▸ **Task description**
Write the records out again exactly, leaving no images in.

+-------+

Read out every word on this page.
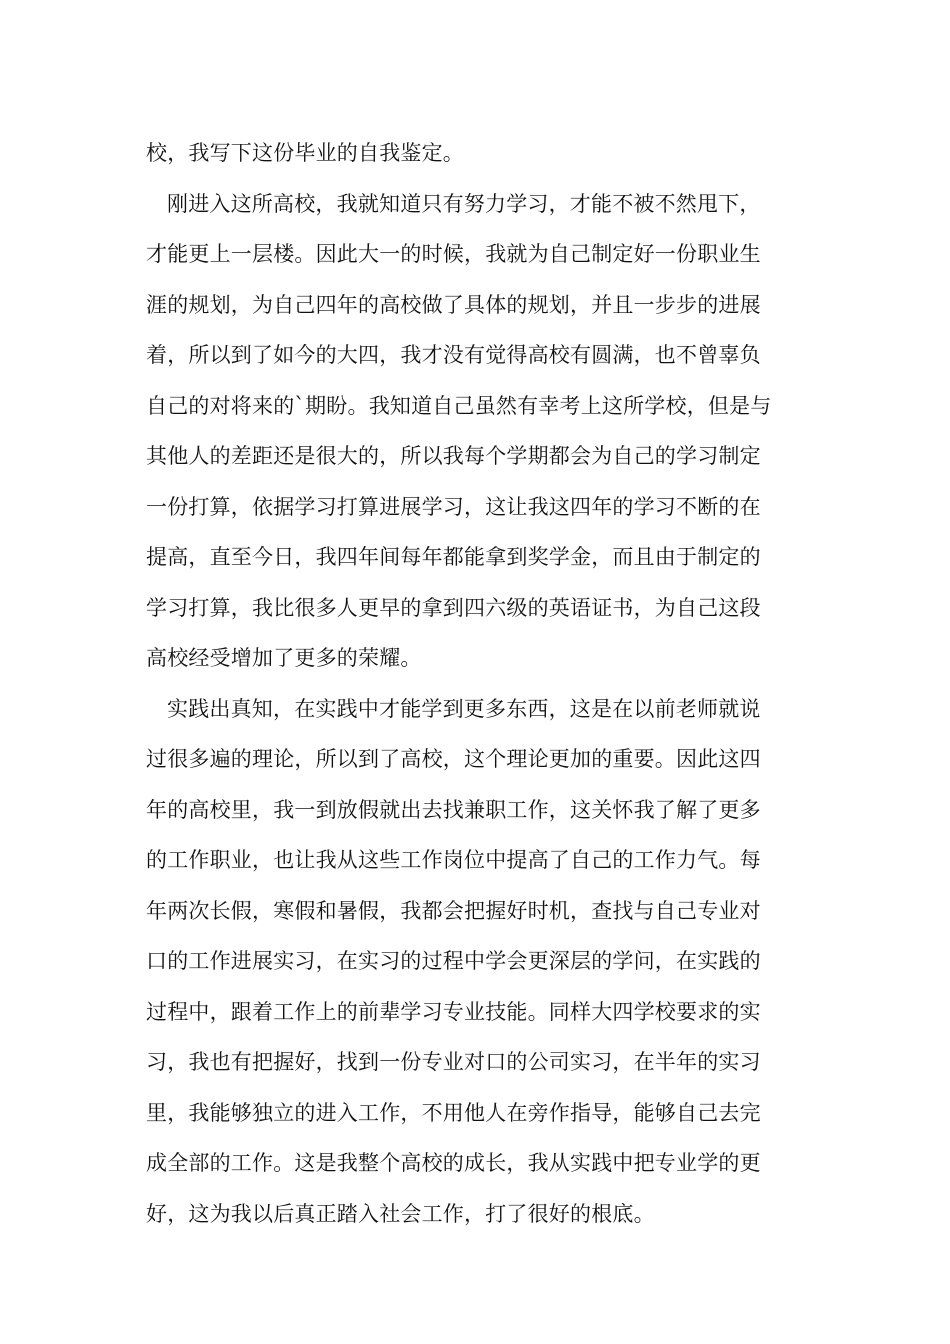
校，我写下这份毕业的自我鉴定。
刚进入这所高校，我就知道只有努力学习，才能不被不然甩下，
才能更上一层楼。因此大一的时候，我就为自己制定好一份职业生
涯的规划，为自己四年的高校做了具体的规划，并且一步步的进展
着，所以到了如今的大四，我才没有觉得高校有圆满，也不曾辜负
自己的对将来的`期盼。我知道自己虽然有幸考上这所学校，但是与
其他人的差距还是很大的，所以我每个学期都会为自己的学习制定
一份打算，依据学习打算进展学习，这让我这四年的学习不断的在
提高，直至今日，我四年间每年都能拿到奖学金，而且由于制定的
学习打算，我比很多人更早的拿到四六级的英语证书，为自己这段
高校经受增加了更多的荣耀。
实践出真知，在实践中才能学到更多东西，这是在以前老师就说
过很多遍的理论，所以到了高校，这个理论更加的重要。因此这四
年的高校里，我一到放假就出去找兼职工作，这关怀我了解了更多
的工作职业，也让我从这些工作岗位中提高了自己的工作力气。每
年两次长假，寒假和暑假，我都会把握好时机，查找与自己专业对
口的工作进展实习，在实习的过程中学会更深层的学问，在实践的
过程中，跟着工作上的前辈学习专业技能。同样大四学校要求的实
习，我也有把握好，找到一份专业对口的公司实习，在半年的实习
里，我能够独立的进入工作，不用他人在旁作指导，能够自己去完
成全部的工作。这是我整个高校的成长，我从实践中把专业学的更
好，这为我以后真正踏入社会工作，打了很好的根底。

+-------+

▸ **Exercise response**
Read out every word on this page.
校，我写下这份毕业的自我鉴定。
刚进入这所高校，我就知道只有努力学习，才能不被不然甩下，
才能更上一层楼。因此大一的时候，我就为自己制定好一份职业生
涯的规划，为自己四年的高校做了具体的规划，并且一步步的进展
着，所以到了如今的大四，我才没有觉得高校有圆满，也不曾辜负
自己的对将来的`期盼。我知道自己虽然有幸考上这所学校，但是与
其他人的差距还是很大的，所以我每个学期都会为自己的学习制定
一份打算，依据学习打算进展学习，这让我这四年的学习不断的在
提高，直至今日，我四年间每年都能拿到奖学金，而且由于制定的
学习打算，我比很多人更早的拿到四六级的英语证书，为自己这段
高校经受增加了更多的荣耀。
实践出真知，在实践中才能学到更多东西，这是在以前老师就说
过很多遍的理论，所以到了高校，这个理论更加的重要。因此这四
年的高校里，我一到放假就出去找兼职工作，这关怀我了解了更多
的工作职业，也让我从这些工作岗位中提高了自己的工作力气。每
年两次长假，寒假和暑假，我都会把握好时机，查找与自己专业对
口的工作进展实习，在实习的过程中学会更深层的学问，在实践的
过程中，跟着工作上的前辈学习专业技能。同样大四学校要求的实
习，我也有把握好，找到一份专业对口的公司实习，在半年的实习
里，我能够独立的进入工作，不用他人在旁作指导，能够自己去完
成全部的工作。这是我整个高校的成长，我从实践中把专业学的更
好，这为我以后真正踏入社会工作，打了很好的根底。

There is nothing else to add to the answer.